**Written request**
Tally the lines in these records that hold the string "ekiwi", and reply with the number alone.

**Data**

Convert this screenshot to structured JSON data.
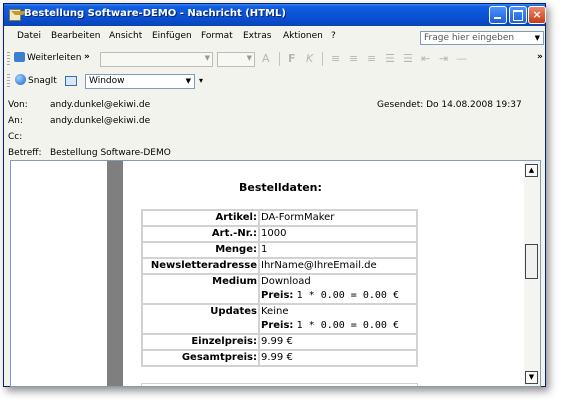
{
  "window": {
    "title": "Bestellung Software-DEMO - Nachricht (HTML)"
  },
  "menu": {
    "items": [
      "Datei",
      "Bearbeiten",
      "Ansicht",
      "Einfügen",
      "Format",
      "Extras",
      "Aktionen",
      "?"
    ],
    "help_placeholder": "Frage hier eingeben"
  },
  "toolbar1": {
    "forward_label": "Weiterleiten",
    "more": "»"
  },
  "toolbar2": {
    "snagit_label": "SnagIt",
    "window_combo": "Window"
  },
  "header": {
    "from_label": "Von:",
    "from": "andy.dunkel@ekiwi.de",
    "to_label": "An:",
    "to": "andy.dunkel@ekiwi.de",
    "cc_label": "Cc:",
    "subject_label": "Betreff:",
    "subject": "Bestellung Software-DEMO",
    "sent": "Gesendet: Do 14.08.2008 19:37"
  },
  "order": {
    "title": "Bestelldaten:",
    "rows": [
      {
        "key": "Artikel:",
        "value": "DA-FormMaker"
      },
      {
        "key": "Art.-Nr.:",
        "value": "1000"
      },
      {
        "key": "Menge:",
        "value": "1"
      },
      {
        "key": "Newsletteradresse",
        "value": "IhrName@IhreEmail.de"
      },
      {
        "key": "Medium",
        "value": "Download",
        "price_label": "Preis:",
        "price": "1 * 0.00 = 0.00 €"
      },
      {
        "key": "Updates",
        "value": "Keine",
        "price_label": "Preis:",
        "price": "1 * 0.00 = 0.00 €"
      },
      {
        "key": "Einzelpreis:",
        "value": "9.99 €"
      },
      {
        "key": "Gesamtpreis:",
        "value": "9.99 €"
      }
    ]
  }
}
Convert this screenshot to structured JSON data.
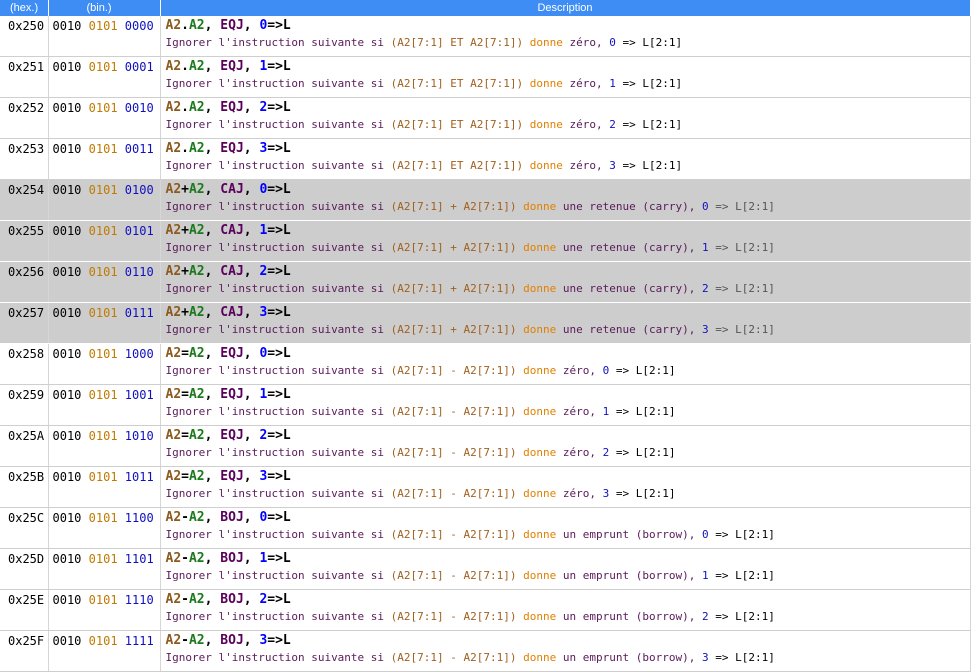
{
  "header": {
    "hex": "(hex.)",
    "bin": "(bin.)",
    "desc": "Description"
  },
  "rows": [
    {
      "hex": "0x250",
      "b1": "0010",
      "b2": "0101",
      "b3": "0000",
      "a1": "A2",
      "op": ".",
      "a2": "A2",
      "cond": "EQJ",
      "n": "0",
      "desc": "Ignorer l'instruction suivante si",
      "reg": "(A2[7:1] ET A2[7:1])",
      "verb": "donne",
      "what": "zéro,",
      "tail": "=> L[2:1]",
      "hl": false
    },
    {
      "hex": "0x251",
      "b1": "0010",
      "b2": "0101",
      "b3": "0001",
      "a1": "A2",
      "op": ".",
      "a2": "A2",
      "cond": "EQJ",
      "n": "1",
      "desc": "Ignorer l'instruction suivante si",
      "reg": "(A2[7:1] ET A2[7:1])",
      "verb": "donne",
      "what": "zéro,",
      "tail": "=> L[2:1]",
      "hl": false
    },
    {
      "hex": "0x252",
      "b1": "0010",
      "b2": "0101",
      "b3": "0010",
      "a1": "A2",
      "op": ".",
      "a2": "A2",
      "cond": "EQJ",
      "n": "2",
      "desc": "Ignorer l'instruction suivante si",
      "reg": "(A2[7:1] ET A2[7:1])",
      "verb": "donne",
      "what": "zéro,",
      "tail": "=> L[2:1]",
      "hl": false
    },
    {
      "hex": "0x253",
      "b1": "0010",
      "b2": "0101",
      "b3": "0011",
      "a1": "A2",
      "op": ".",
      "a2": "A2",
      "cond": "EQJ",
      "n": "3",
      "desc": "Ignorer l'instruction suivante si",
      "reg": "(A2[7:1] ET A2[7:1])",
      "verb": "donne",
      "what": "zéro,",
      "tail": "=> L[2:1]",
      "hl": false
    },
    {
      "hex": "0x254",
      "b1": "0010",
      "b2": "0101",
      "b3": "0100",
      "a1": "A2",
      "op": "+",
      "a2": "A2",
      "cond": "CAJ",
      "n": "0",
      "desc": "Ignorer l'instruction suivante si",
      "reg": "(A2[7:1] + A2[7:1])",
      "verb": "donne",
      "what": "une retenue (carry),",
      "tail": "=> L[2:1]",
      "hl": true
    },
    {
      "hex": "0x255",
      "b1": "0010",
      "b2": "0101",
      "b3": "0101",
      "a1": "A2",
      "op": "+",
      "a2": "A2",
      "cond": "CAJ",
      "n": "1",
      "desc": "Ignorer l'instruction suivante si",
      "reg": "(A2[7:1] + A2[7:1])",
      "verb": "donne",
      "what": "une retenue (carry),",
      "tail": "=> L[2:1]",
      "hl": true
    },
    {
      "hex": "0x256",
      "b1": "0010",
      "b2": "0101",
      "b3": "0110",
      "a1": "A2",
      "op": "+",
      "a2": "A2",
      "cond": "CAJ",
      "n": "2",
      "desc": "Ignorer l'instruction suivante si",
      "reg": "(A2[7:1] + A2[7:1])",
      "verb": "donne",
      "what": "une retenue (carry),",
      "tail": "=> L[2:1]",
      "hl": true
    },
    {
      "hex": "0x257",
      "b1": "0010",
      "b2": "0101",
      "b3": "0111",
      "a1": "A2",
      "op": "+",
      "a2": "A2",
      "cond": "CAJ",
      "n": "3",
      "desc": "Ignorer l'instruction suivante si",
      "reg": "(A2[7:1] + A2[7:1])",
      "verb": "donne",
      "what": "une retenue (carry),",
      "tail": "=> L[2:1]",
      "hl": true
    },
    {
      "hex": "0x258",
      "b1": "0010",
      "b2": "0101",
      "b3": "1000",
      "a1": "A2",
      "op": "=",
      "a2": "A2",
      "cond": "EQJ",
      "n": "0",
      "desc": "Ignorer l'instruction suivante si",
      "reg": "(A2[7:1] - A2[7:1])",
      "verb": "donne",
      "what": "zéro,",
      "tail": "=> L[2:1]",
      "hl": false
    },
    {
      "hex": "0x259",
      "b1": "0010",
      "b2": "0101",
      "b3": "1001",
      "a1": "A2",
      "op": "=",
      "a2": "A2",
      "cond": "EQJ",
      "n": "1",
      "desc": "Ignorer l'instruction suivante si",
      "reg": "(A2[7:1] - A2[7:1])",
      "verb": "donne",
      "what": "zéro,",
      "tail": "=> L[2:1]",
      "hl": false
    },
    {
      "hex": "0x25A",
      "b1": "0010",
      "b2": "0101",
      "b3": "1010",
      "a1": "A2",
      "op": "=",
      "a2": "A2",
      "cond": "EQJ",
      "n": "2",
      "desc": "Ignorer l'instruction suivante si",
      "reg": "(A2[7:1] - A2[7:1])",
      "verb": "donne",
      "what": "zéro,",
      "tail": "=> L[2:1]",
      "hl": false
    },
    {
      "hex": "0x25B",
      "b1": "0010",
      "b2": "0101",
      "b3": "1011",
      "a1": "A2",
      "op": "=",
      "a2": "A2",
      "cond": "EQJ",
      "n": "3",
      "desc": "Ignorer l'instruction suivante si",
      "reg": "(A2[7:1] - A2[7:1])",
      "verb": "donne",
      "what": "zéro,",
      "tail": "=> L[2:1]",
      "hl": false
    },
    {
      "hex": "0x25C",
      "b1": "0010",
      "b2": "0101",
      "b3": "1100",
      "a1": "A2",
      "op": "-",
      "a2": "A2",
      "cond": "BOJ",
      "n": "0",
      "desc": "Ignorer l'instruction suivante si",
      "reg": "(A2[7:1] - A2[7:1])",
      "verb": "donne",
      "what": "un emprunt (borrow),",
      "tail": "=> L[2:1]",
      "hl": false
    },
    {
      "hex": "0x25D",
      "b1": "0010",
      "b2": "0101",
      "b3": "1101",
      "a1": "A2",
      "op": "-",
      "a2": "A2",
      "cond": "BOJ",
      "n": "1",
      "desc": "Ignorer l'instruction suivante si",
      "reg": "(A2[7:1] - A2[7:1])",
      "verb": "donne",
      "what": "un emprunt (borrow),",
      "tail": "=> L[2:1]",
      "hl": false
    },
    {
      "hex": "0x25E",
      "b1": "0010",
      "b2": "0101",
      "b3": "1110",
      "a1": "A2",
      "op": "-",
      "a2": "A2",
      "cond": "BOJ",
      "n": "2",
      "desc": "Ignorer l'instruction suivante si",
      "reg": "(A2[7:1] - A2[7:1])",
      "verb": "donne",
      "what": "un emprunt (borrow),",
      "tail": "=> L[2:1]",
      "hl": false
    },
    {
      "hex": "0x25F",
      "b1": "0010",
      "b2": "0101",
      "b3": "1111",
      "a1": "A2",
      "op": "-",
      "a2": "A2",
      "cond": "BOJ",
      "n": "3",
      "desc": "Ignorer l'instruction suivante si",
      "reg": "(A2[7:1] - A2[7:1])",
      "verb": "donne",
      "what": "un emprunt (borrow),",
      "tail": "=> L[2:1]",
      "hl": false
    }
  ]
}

**Task solution**
2